Provided records ▸

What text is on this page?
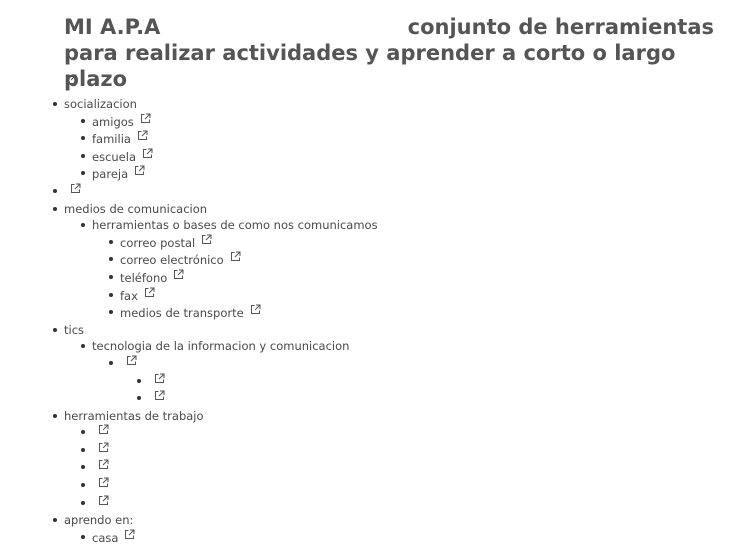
MI A.P.A	conjunto de herramientas
para realizar actividades y aprender a corto o largo plazo
socializacion
amigos
familia
escuela
pareja
medios de comunicacion
herramientas o bases de como nos comunicamos
correo postal
correo electrónico
teléfono
fax
medios de transporte
tics
tecnologia de la informacion y comunicacion
herramientas de trabajo
aprendo en:
casa
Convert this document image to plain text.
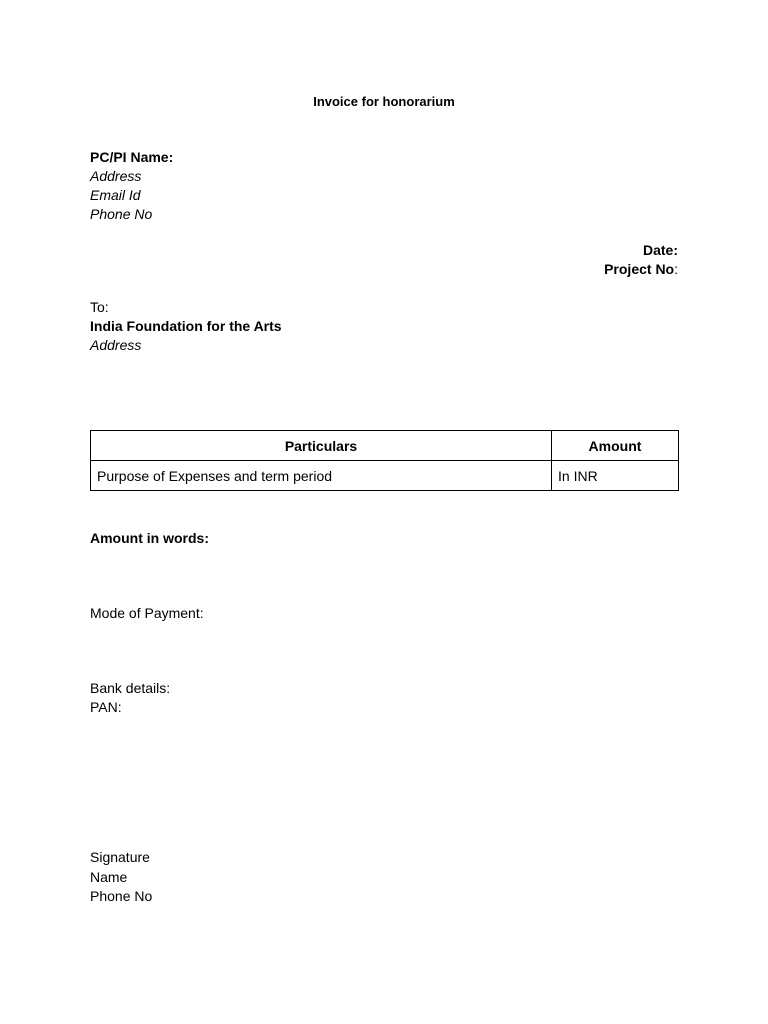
Invoice for honorarium
PC/PI Name:
Address
Email Id
Phone No
Date:
Project No:
To:
India Foundation for the Arts
Address
Particulars	Amount
Purpose of Expenses and term period	In INR
Amount in words:
Mode of Payment:
Bank details:
PAN:
Signature
Name
Phone No
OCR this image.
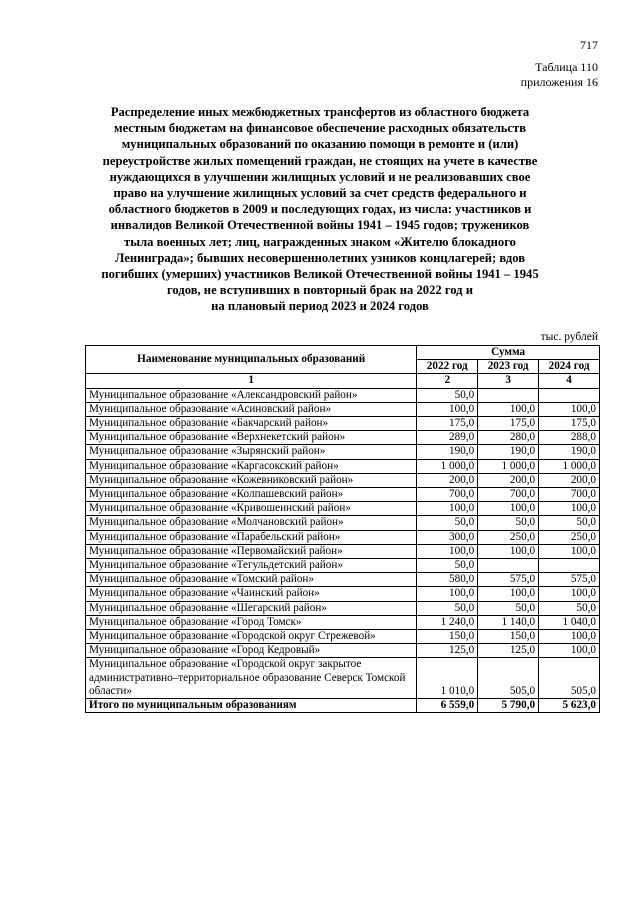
717
Таблица 110
приложения 16
Распределение иных межбюджетных трансфертов из областного бюджета
местным бюджетам на финансовое обеспечение расходных обязательств
муниципальных образований по оказанию помощи в ремонте и (или)
переустройстве жилых помещений граждан, не стоящих на учете в качестве
нуждающихся в улучшении жилищных условий и не реализовавших свое
право на улучшение жилищных условий за счет средств федерального и
областного бюджетов в 2009 и последующих годах, из числа: участников и
инвалидов Великой Отечественной войны 1941 – 1945 годов; тружеников
тыла военных лет; лиц, награжденных знаком «Жителю блокадного
Ленинграда»; бывших несовершеннолетних узников концлагерей; вдов
погибших (умерших) участников Великой Отечественной войны 1941 – 1945
годов, не вступивших в повторный брак на 2022 год и
на плановый период 2023 и 2024 годов
тыс. рублей
Наименование муниципальных образований	Сумма		
	2022 год	2023 год	2024 год
1	2	3	4
Муниципальное образование «Александровский район»	50,0		
Муниципальное образование «Асиновский район»	100,0	100,0	100,0
Муниципальное образование «Бакчарский район»	175,0	175,0	175,0
Муниципальное образование «Верхнекетский район»	289,0	280,0	288,0
Муниципальное образование «Зырянский район»	190,0	190,0	190,0
Муниципальное образование «Каргасокский район»	1 000,0	1 000,0	1 000,0
Муниципальное образование «Кожевниковский район»	200,0	200,0	200,0
Муниципальное образование «Колпашевский район»	700,0	700,0	700,0
Муниципальное образование «Кривошеинский район»	100,0	100,0	100,0
Муниципальное образование «Молчановский район»	50,0	50,0	50,0
Муниципальное образование «Парабельский район»	300,0	250,0	250,0
Муниципальное образование «Первомайский район»	100,0	100,0	100,0
Муниципальное образование «Тегульдетский район»	50,0		
Муниципальное образование «Томский район»	580,0	575,0	575,0
Муниципальное образование «Чаинский район»	100,0	100,0	100,0
Муниципальное образование «Шегарский район»	50,0	50,0	50,0
Муниципальное образование «Город Томск»	1 240,0	1 140,0	1 040,0
Муниципальное образование «Городской округ Стрежевой»	150,0	150,0	100,0
Муниципальное образование «Город Кедровый»	125,0	125,0	100,0
Муниципальное образование «Городской округ закрытое административно–территориальное образование Северск Томской области»	1 010,0	505,0	505,0
Итого по муниципальным образованиям	6 559,0	5 790,0	5 623,0
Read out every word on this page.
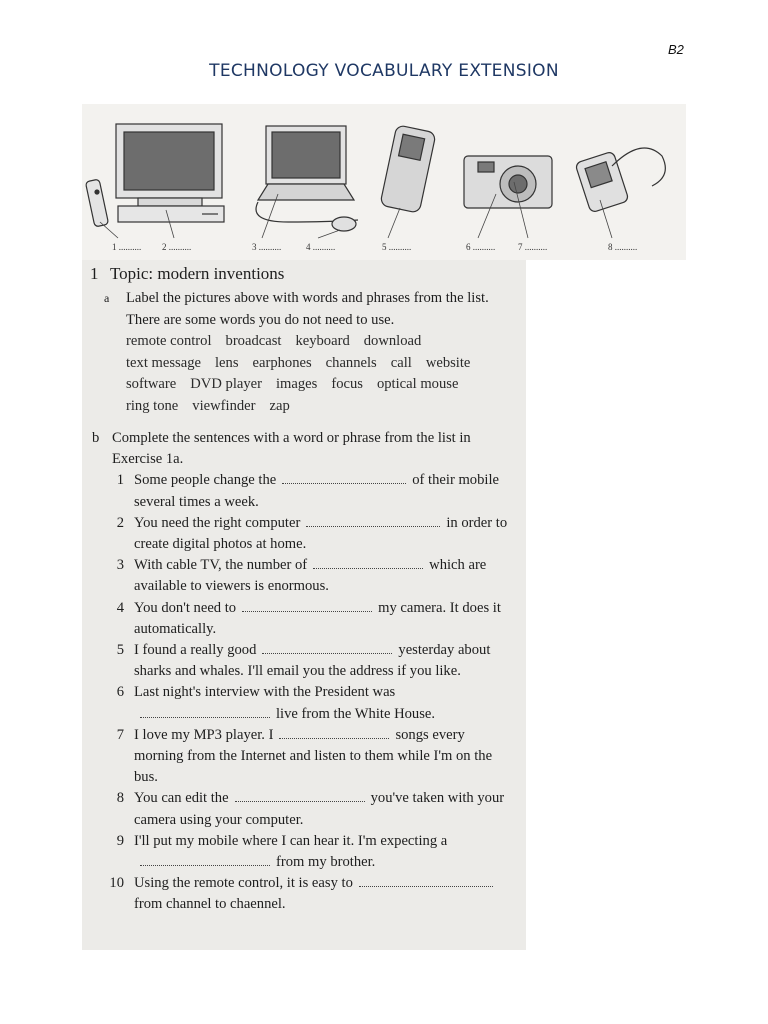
B2
TECHNOLOGY VOCABULARY EXTENSION
1 .......... 2 ..........	3 ..........	4 ..........	5 ..........	6 ..........	7 ..........	8 ..........
1 Topic: modern inventions
a Label the pictures above with words and phrases from the list. There are some words you do not need to use.
remote control broadcast keyboard downloadtext message lens earphones channels call websitesoftware DVD player images focus optical mousering tone viewfinder zap
b Complete the sentences with a word or phrase from the list in Exercise 1a.
1 Some people change the	of their mobile several times a week.
2 You need the right computer	in order to create digital photos at home.
3 With cable TV, the number of	which are available to viewers is enormous.
4 You don't need to	my camera. It does it automatically.
5 I found a really good	yesterday about sharks and whales. I'll email you the address if you like.
6 Last night's interview with the President waslive from the White House.
7 I love my MP3 player. I	songs every morning from the Internet and listen to them while I'm on the bus.
8 You can edit the	you've taken with your camera using your computer.
9 I'll put my mobile where I can hear it. I'm expecting afrom my brother.
10 Using the remote control, it is easy tofrom channel to chaennel.
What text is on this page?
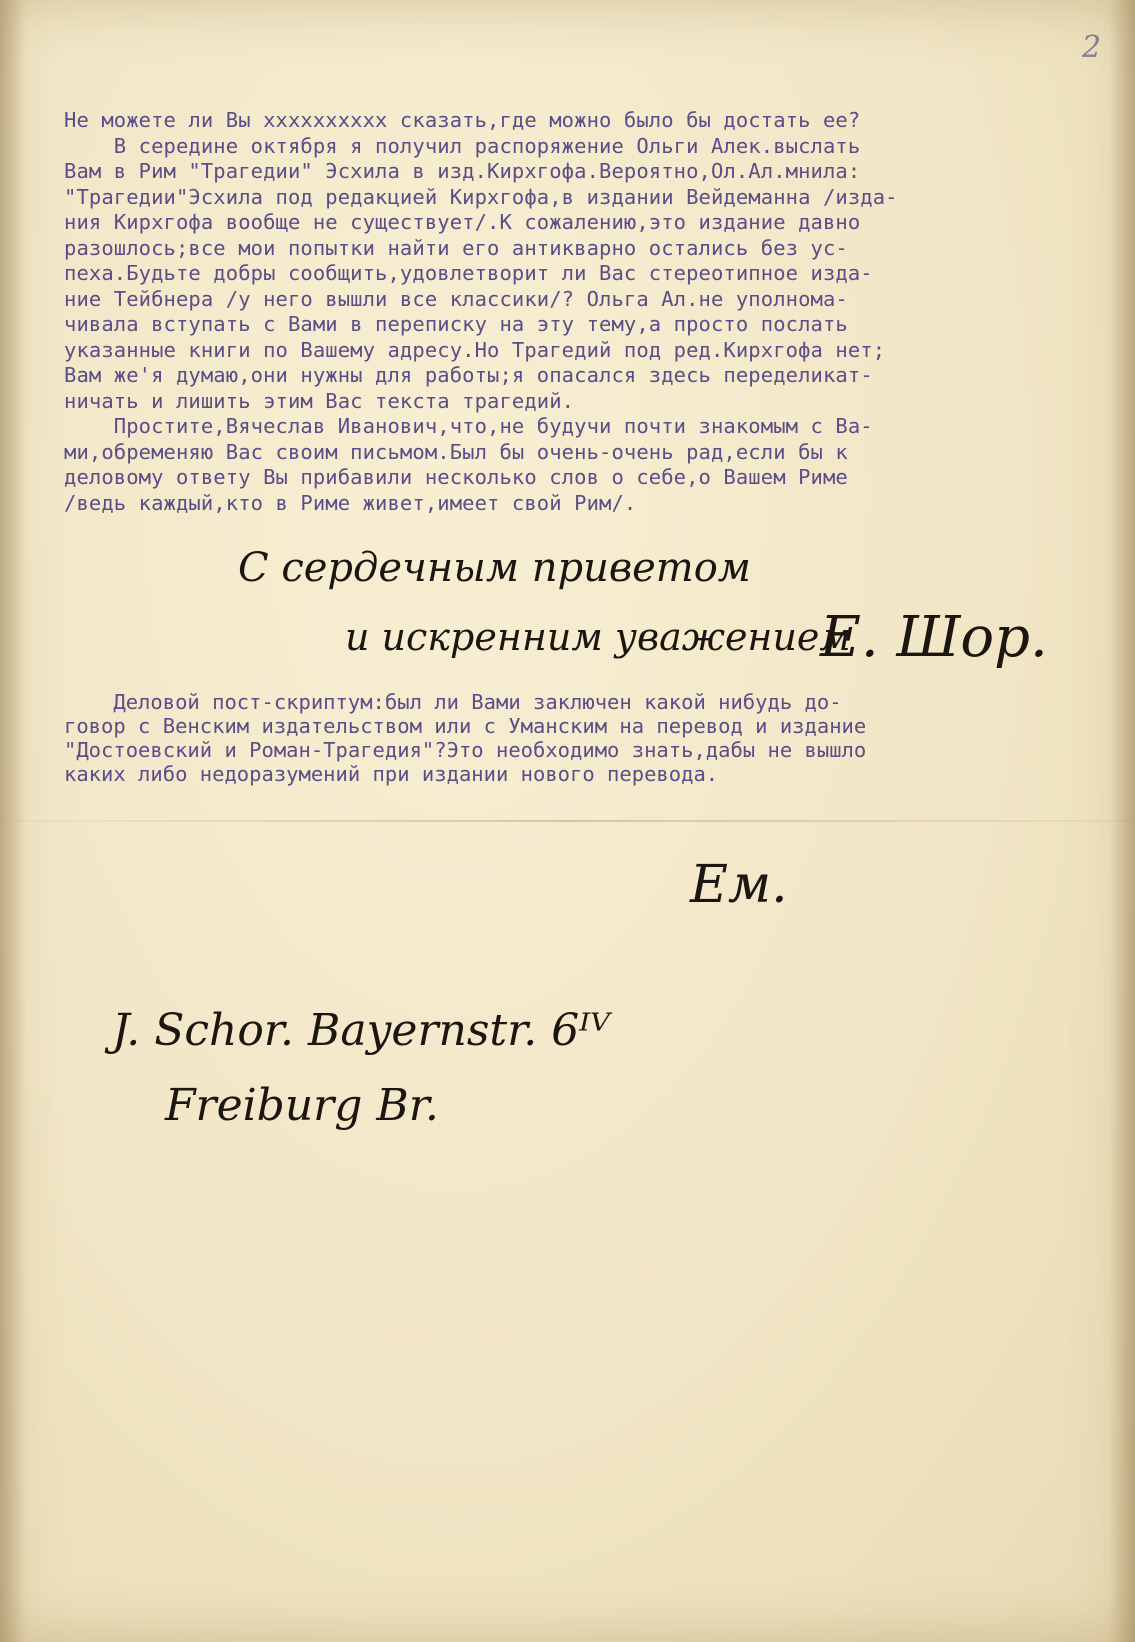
2
Не можете ли Вы xxxxxxxxxx сказать,где можно было бы достать ее?
В середине октября я получил распоряжение Ольги Алек.выслать
Вам в Рим "Трагедии" Эсхила в изд.Кирхгофа.Вероятно,Ол.Ал.мнила:
"Трагедии"Эсхила под редакцией Кирхгофа,в издании Вейдеманна /изда-
ния Кирхгофа вообще не существует/.К сожалению,это издание давно
разошлось;все мои попытки найти его антикварно остались без ус-
пеха.Будьте добры сообщить,удовлетворит ли Вас стереотипное изда-
ние Тейбнера /у него вышли все классики/? Ольга Ал.не уполнома-
чивала вступать с Вами в переписку на эту тему,а просто послать
указанные книги по Вашему адресу.Но Трагедий под ред.Кирхгофа нет;
Вам же'я думаю,они нужны для работы;я опасался здесь переделикат-
ничать и лишить этим Вас текста трагедий.
Простите,Вячеслав Иванович,что,не будучи почти знакомым с Ва-
ми,обременяю Вас своим письмом.Был бы очень-очень рад,если бы к
деловому ответу Вы прибавили несколько слов о себе,о Вашем Риме
/ведь каждый,кто в Риме живет,имеет свой Рим/.
С сердечным приветом
и искренним уважением
Е. Шор.
Деловой пост-скриптум:был ли Вами заключен какой нибудь до-
говор с Венским издательством или с Уманским на перевод и издание
"Достоевский и Роман-Трагедия"?Это необходимо знать,дабы не вышло
каких либо недоразумений при издании нового перевода.
Ем.
J. Schor. Bayernstr. 6ᴵⱽ
Freiburg Br.
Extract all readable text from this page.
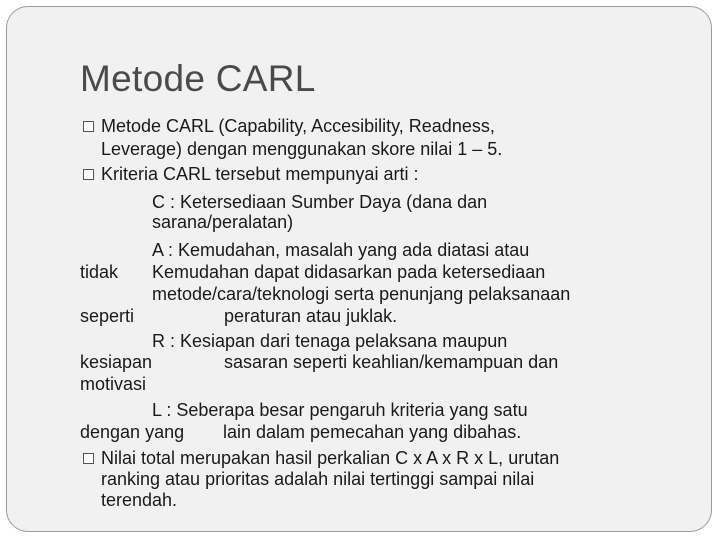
Metode CARL
Metode CARL (Capability, Accesibility, Readness,
Leverage) dengan menggunakan skore nilai 1 – 5.
Kriteria CARL tersebut mempunyai arti :
C : Ketersediaan Sumber Daya (dana dan
sarana/peralatan)
A : Kemudahan, masalah yang ada diatasi atau
tidak Kemudahan dapat didasarkan pada ketersediaan
metode/cara/teknologi serta penunjang pelaksanaan
seperti	peraturan atau juklak.
R : Kesiapan dari tenaga pelaksana maupun
kesiapan	sasaran seperti keahlian/kemampuan dan
motivasi
L : Seberapa besar pengaruh kriteria yang satu
dengan yang lain dalam pemecahan yang dibahas.
Nilai total merupakan hasil perkalian C x A x R x L, urutan
ranking atau prioritas adalah nilai tertinggi sampai nilai
terendah.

Exercise goal ▸ What number of lines in the records contain the word "every"? Answer with that number alone.

The result ▸ 2